## Task brief:
Output every line exactly as written. Leave out pictures.

## Supplied records:
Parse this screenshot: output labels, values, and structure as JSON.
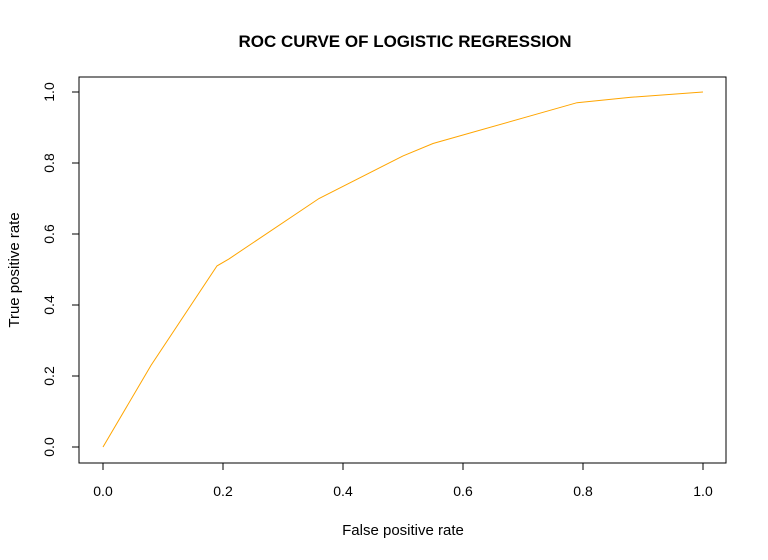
{
  "chart_data": {
    "type": "line",
    "title": "ROC CURVE OF LOGISTIC REGRESSION",
    "xlabel": "False positive rate",
    "ylabel": "True positive rate",
    "xlim": [
      0,
      1
    ],
    "ylim": [
      0,
      1
    ],
    "xticks": [
      0.0,
      0.2,
      0.4,
      0.6,
      0.8,
      1.0
    ],
    "yticks": [
      0.0,
      0.2,
      0.4,
      0.6,
      0.8,
      1.0
    ],
    "xtick_labels": [
      "0.0",
      "0.2",
      "0.4",
      "0.6",
      "0.8",
      "1.0"
    ],
    "ytick_labels": [
      "0.0",
      "0.2",
      "0.4",
      "0.6",
      "0.8",
      "1.0"
    ],
    "grid": false,
    "series": [
      {
        "color": "#FFA500",
        "x": [
          0.0,
          0.08,
          0.19,
          0.21,
          0.36,
          0.5,
          0.55,
          0.79,
          0.88,
          1.0
        ],
        "y": [
          0.0,
          0.23,
          0.51,
          0.53,
          0.7,
          0.82,
          0.855,
          0.97,
          0.985,
          1.0
        ]
      }
    ]
  }
}
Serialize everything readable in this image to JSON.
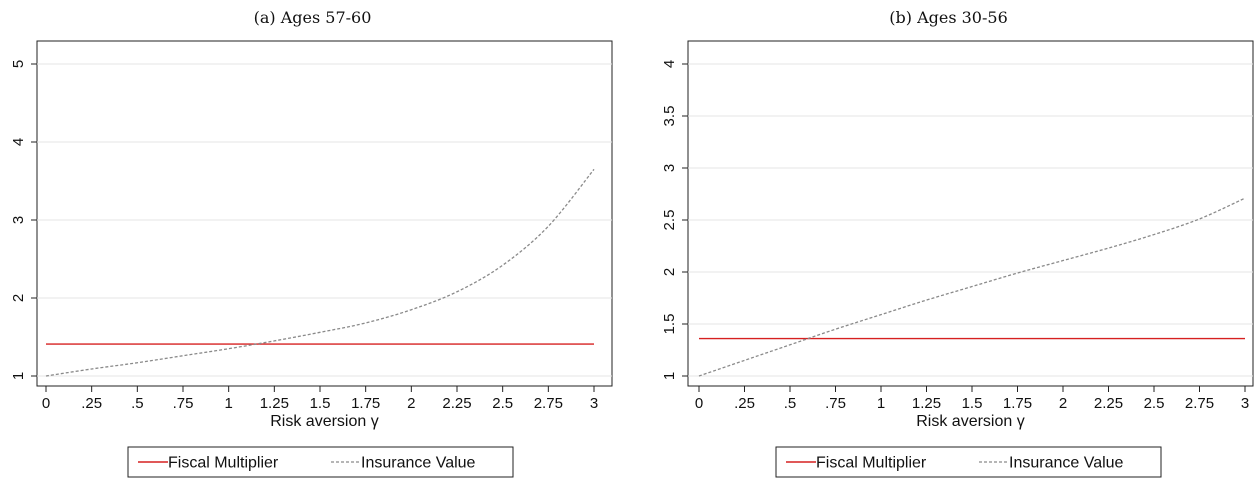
{
  "chart_data": [
    {
      "type": "line",
      "panel_title": "(a) Ages 57-60",
      "xlabel": "Risk aversion γ",
      "ylabel": "",
      "xlim": [
        0,
        3
      ],
      "ylim": [
        1,
        5
      ],
      "x_ticks": [
        0,
        0.25,
        0.5,
        0.75,
        1,
        1.25,
        1.5,
        1.75,
        2,
        2.25,
        2.5,
        2.75,
        3
      ],
      "x_tick_labels": [
        "0",
        ".25",
        ".5",
        ".75",
        "1",
        "1.25",
        "1.5",
        "1.75",
        "2",
        "2.25",
        "2.5",
        "2.75",
        "3"
      ],
      "y_ticks": [
        1,
        2,
        3,
        4,
        5
      ],
      "y_tick_labels": [
        "1",
        "2",
        "3",
        "4",
        "5"
      ],
      "grid": "horizontal",
      "legend_placement": "bottom",
      "series": [
        {
          "name": "Fiscal Multiplier",
          "color": "#d62020",
          "style": "solid",
          "x": [
            0,
            3
          ],
          "y": [
            1.41,
            1.41
          ]
        },
        {
          "name": "Insurance Value",
          "color": "#8a8a8a",
          "style": "dashed",
          "x": [
            0,
            0.25,
            0.5,
            0.75,
            1,
            1.25,
            1.5,
            1.75,
            2,
            2.25,
            2.5,
            2.75,
            3
          ],
          "y": [
            1.0,
            1.09,
            1.17,
            1.26,
            1.35,
            1.45,
            1.56,
            1.68,
            1.85,
            2.08,
            2.42,
            2.92,
            3.65
          ]
        }
      ]
    },
    {
      "type": "line",
      "panel_title": "(b) Ages 30-56",
      "xlabel": "Risk aversion γ",
      "ylabel": "",
      "xlim": [
        0,
        3
      ],
      "ylim": [
        1,
        4
      ],
      "x_ticks": [
        0,
        0.25,
        0.5,
        0.75,
        1,
        1.25,
        1.5,
        1.75,
        2,
        2.25,
        2.5,
        2.75,
        3
      ],
      "x_tick_labels": [
        "0",
        ".25",
        ".5",
        ".75",
        "1",
        "1.25",
        "1.5",
        "1.75",
        "2",
        "2.25",
        "2.5",
        "2.75",
        "3"
      ],
      "y_ticks": [
        1,
        1.5,
        2,
        2.5,
        3,
        3.5,
        4
      ],
      "y_tick_labels": [
        "1",
        "1.5",
        "2",
        "2.5",
        "3",
        "3.5",
        "4"
      ],
      "grid": "horizontal",
      "legend_placement": "bottom",
      "series": [
        {
          "name": "Fiscal Multiplier",
          "color": "#d62020",
          "style": "solid",
          "x": [
            0,
            3
          ],
          "y": [
            1.36,
            1.36
          ]
        },
        {
          "name": "Insurance Value",
          "color": "#8a8a8a",
          "style": "dashed",
          "x": [
            0,
            0.25,
            0.5,
            0.75,
            1,
            1.25,
            1.5,
            1.75,
            2,
            2.25,
            2.5,
            2.75,
            3
          ],
          "y": [
            1.0,
            1.15,
            1.3,
            1.45,
            1.59,
            1.73,
            1.86,
            1.99,
            2.11,
            2.23,
            2.36,
            2.51,
            2.71
          ]
        }
      ]
    }
  ]
}
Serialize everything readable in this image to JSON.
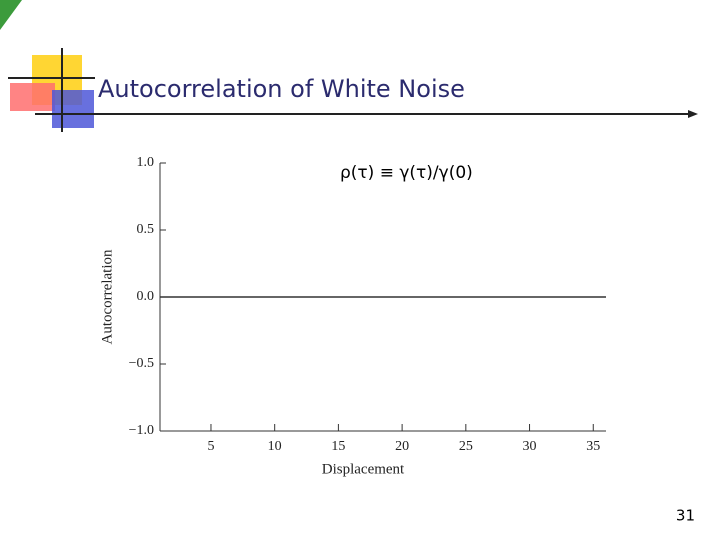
{
  "slide": {
    "title": "Autocorrelation of White Noise",
    "page_number": "31"
  },
  "chart_data": {
    "type": "line",
    "annotation": "ρ(τ) ≡ γ(τ)/γ(0)",
    "xlabel": "Displacement",
    "ylabel": "Autocorrelation",
    "x": [
      1,
      2,
      3,
      4,
      5,
      6,
      7,
      8,
      9,
      10,
      11,
      12,
      13,
      14,
      15,
      16,
      17,
      18,
      19,
      20,
      21,
      22,
      23,
      24,
      25,
      26,
      27,
      28,
      29,
      30,
      31,
      32,
      33,
      34,
      35,
      36
    ],
    "values": [
      0,
      0,
      0,
      0,
      0,
      0,
      0,
      0,
      0,
      0,
      0,
      0,
      0,
      0,
      0,
      0,
      0,
      0,
      0,
      0,
      0,
      0,
      0,
      0,
      0,
      0,
      0,
      0,
      0,
      0,
      0,
      0,
      0,
      0,
      0,
      0
    ],
    "color": "#333333",
    "xlim": [
      1,
      36
    ],
    "xticks": [
      5,
      10,
      15,
      20,
      25,
      30,
      35
    ],
    "ylim": [
      -1,
      1
    ],
    "yticks": [
      {
        "value": -1,
        "label": "−1.0"
      },
      {
        "value": -0.5,
        "label": "−0.5"
      },
      {
        "value": 0,
        "label": "0.0"
      },
      {
        "value": 0.5,
        "label": "0.5"
      },
      {
        "value": 1,
        "label": "1.0"
      }
    ]
  }
}
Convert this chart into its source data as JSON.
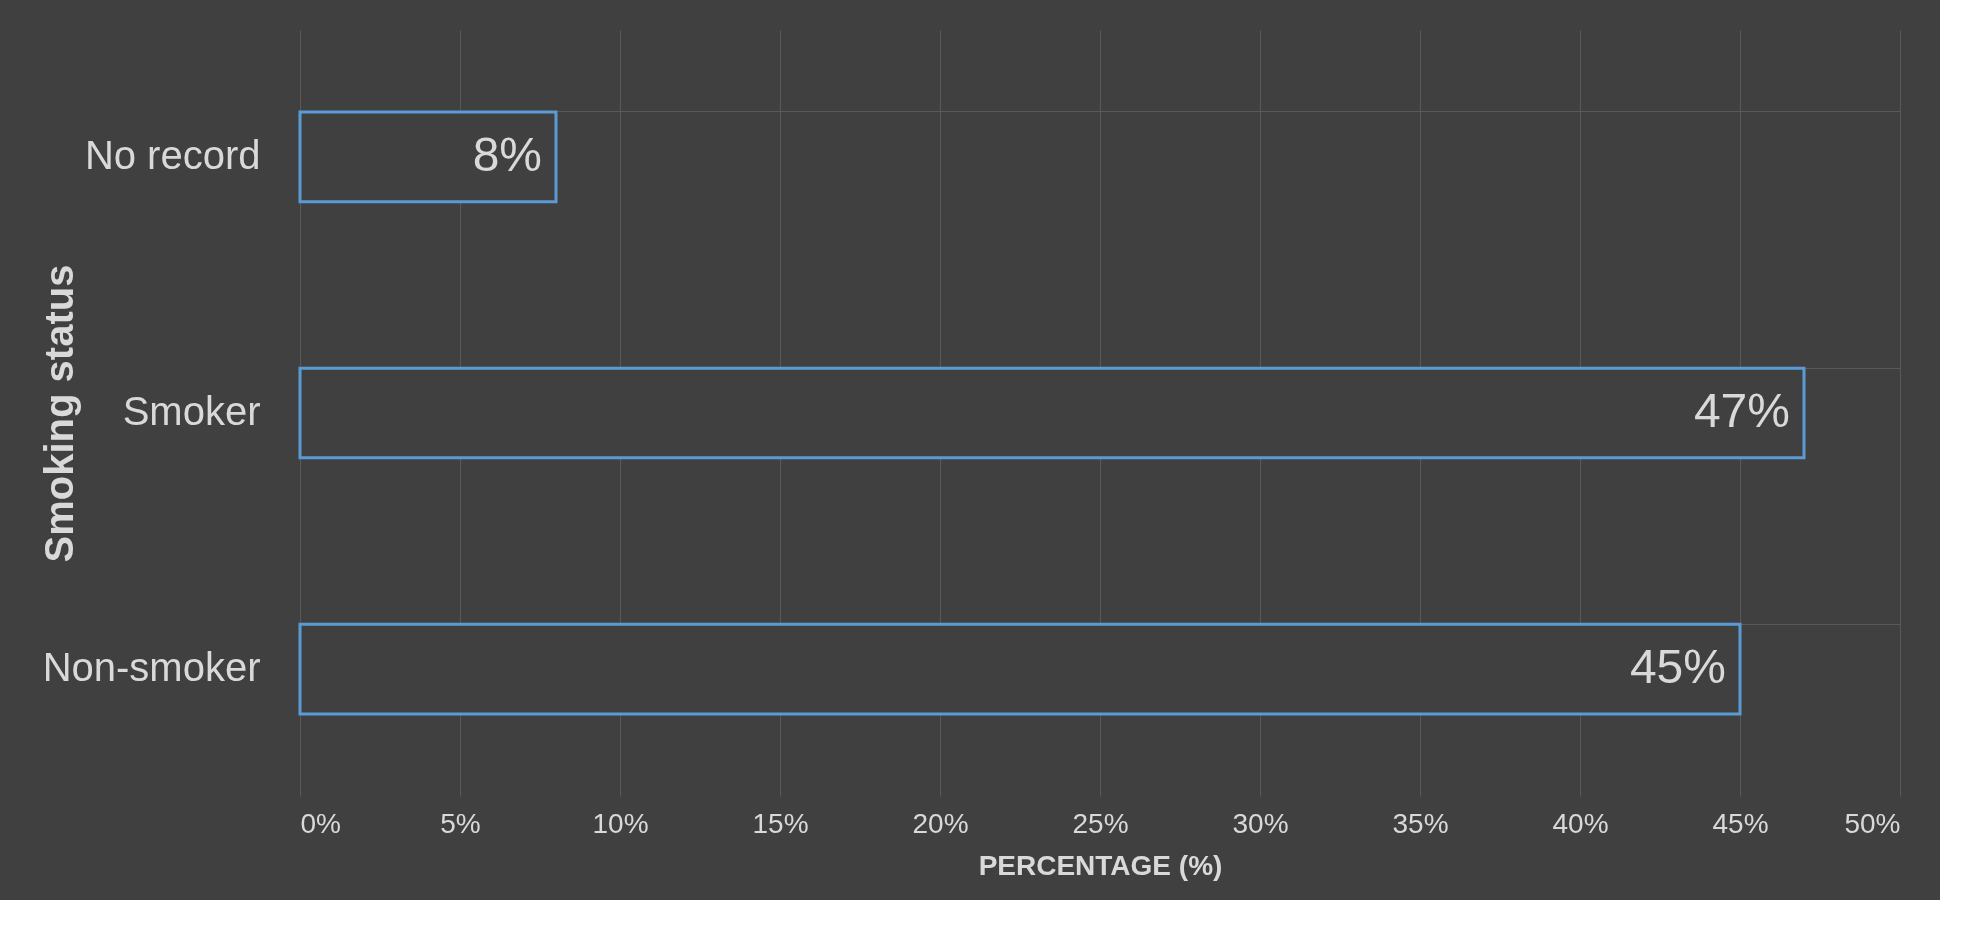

## Answer:
Parse this screenshot: output labels, values, and structure as JSON.
{
  "chart_data": {
    "type": "line",
    "title": "ROC CURVE OF LOGISTIC REGRESSION",
    "xlabel": "False positive rate",
    "ylabel": "True positive rate",
    "xlim": [
      0,
      1
    ],
    "ylim": [
      0,
      1
    ],
    "xticks": [
      0.0,
      0.2,
      0.4,
      0.6,
      0.8,
      1.0
    ],
    "yticks": [
      0.0,
      0.2,
      0.4,
      0.6,
      0.8,
      1.0
    ],
    "xtick_labels": [
      "0.0",
      "0.2",
      "0.4",
      "0.6",
      "0.8",
      "1.0"
    ],
    "ytick_labels": [
      "0.0",
      "0.2",
      "0.4",
      "0.6",
      "0.8",
      "1.0"
    ],
    "grid": false,
    "series": [
      {
        "color": "#FFA500",
        "x": [
          0.0,
          0.08,
          0.19,
          0.21,
          0.36,
          0.5,
          0.55,
          0.79,
          0.88,
          1.0
        ],
        "y": [
          0.0,
          0.23,
          0.51,
          0.53,
          0.7,
          0.82,
          0.855,
          0.97,
          0.985,
          1.0
        ]
      }
    ]
  }
}
Serialize everything readable in this image to JSON.
{
  "chart_data": [
    {
      "type": "line",
      "panel_title": "(a) Ages 57-60",
      "xlabel": "Risk aversion γ",
      "ylabel": "",
      "xlim": [
        0,
        3
      ],
      "ylim": [
        1,
        5
      ],
      "x_ticks": [
        0,
        0.25,
        0.5,
        0.75,
        1,
        1.25,
        1.5,
        1.75,
        2,
        2.25,
        2.5,
        2.75,
        3
      ],
      "x_tick_labels": [
        "0",
        ".25",
        ".5",
        ".75",
        "1",
        "1.25",
        "1.5",
        "1.75",
        "2",
        "2.25",
        "2.5",
        "2.75",
        "3"
      ],
      "y_ticks": [
        1,
        2,
        3,
        4,
        5
      ],
      "y_tick_labels": [
        "1",
        "2",
        "3",
        "4",
        "5"
      ],
      "grid": "horizontal",
      "legend_placement": "bottom",
      "series": [
        {
          "name": "Fiscal Multiplier",
          "color": "#d62020",
          "style": "solid",
          "x": [
            0,
            3
          ],
          "y": [
            1.41,
            1.41
          ]
        },
        {
          "name": "Insurance Value",
          "color": "#8a8a8a",
          "style": "dashed",
          "x": [
            0,
            0.25,
            0.5,
            0.75,
            1,
            1.25,
            1.5,
            1.75,
            2,
            2.25,
            2.5,
            2.75,
            3
          ],
          "y": [
            1.0,
            1.09,
            1.17,
            1.26,
            1.35,
            1.45,
            1.56,
            1.68,
            1.85,
            2.08,
            2.42,
            2.92,
            3.65
          ]
        }
      ]
    },
    {
      "type": "line",
      "panel_title": "(b) Ages 30-56",
      "xlabel": "Risk aversion γ",
      "ylabel": "",
      "xlim": [
        0,
        3
      ],
      "ylim": [
        1,
        4
      ],
      "x_ticks": [
        0,
        0.25,
        0.5,
        0.75,
        1,
        1.25,
        1.5,
        1.75,
        2,
        2.25,
        2.5,
        2.75,
        3
      ],
      "x_tick_labels": [
        "0",
        ".25",
        ".5",
        ".75",
        "1",
        "1.25",
        "1.5",
        "1.75",
        "2",
        "2.25",
        "2.5",
        "2.75",
        "3"
      ],
      "y_ticks": [
        1,
        1.5,
        2,
        2.5,
        3,
        3.5,
        4
      ],
      "y_tick_labels": [
        "1",
        "1.5",
        "2",
        "2.5",
        "3",
        "3.5",
        "4"
      ],
      "grid": "horizontal",
      "legend_placement": "bottom",
      "series": [
        {
          "name": "Fiscal Multiplier",
          "color": "#d62020",
          "style": "solid",
          "x": [
            0,
            3
          ],
          "y": [
            1.36,
            1.36
          ]
        },
        {
          "name": "Insurance Value",
          "color": "#8a8a8a",
          "style": "dashed",
          "x": [
            0,
            0.25,
            0.5,
            0.75,
            1,
            1.25,
            1.5,
            1.75,
            2,
            2.25,
            2.5,
            2.75,
            3
          ],
          "y": [
            1.0,
            1.15,
            1.3,
            1.45,
            1.59,
            1.73,
            1.86,
            1.99,
            2.11,
            2.23,
            2.36,
            2.51,
            2.71
          ]
        }
      ]
    }
  ]
}
Serialize everything readable in this image to JSON.
{
  "slide": {
    "title": "Autocorrelation of White Noise",
    "page_number": "31"
  },
  "chart_data": {
    "type": "line",
    "annotation": "ρ(τ) ≡ γ(τ)/γ(0)",
    "xlabel": "Displacement",
    "ylabel": "Autocorrelation",
    "x": [
      1,
      2,
      3,
      4,
      5,
      6,
      7,
      8,
      9,
      10,
      11,
      12,
      13,
      14,
      15,
      16,
      17,
      18,
      19,
      20,
      21,
      22,
      23,
      24,
      25,
      26,
      27,
      28,
      29,
      30,
      31,
      32,
      33,
      34,
      35,
      36
    ],
    "values": [
      0,
      0,
      0,
      0,
      0,
      0,
      0,
      0,
      0,
      0,
      0,
      0,
      0,
      0,
      0,
      0,
      0,
      0,
      0,
      0,
      0,
      0,
      0,
      0,
      0,
      0,
      0,
      0,
      0,
      0,
      0,
      0,
      0,
      0,
      0,
      0
    ],
    "color": "#333333",
    "xlim": [
      1,
      36
    ],
    "xticks": [
      5,
      10,
      15,
      20,
      25,
      30,
      35
    ],
    "ylim": [
      -1,
      1
    ],
    "yticks": [
      {
        "value": -1,
        "label": "−1.0"
      },
      {
        "value": -0.5,
        "label": "−0.5"
      },
      {
        "value": 0,
        "label": "0.0"
      },
      {
        "value": 0.5,
        "label": "0.5"
      },
      {
        "value": 1,
        "label": "1.0"
      }
    ]
  }
}
Convert this chart into its source data as JSON.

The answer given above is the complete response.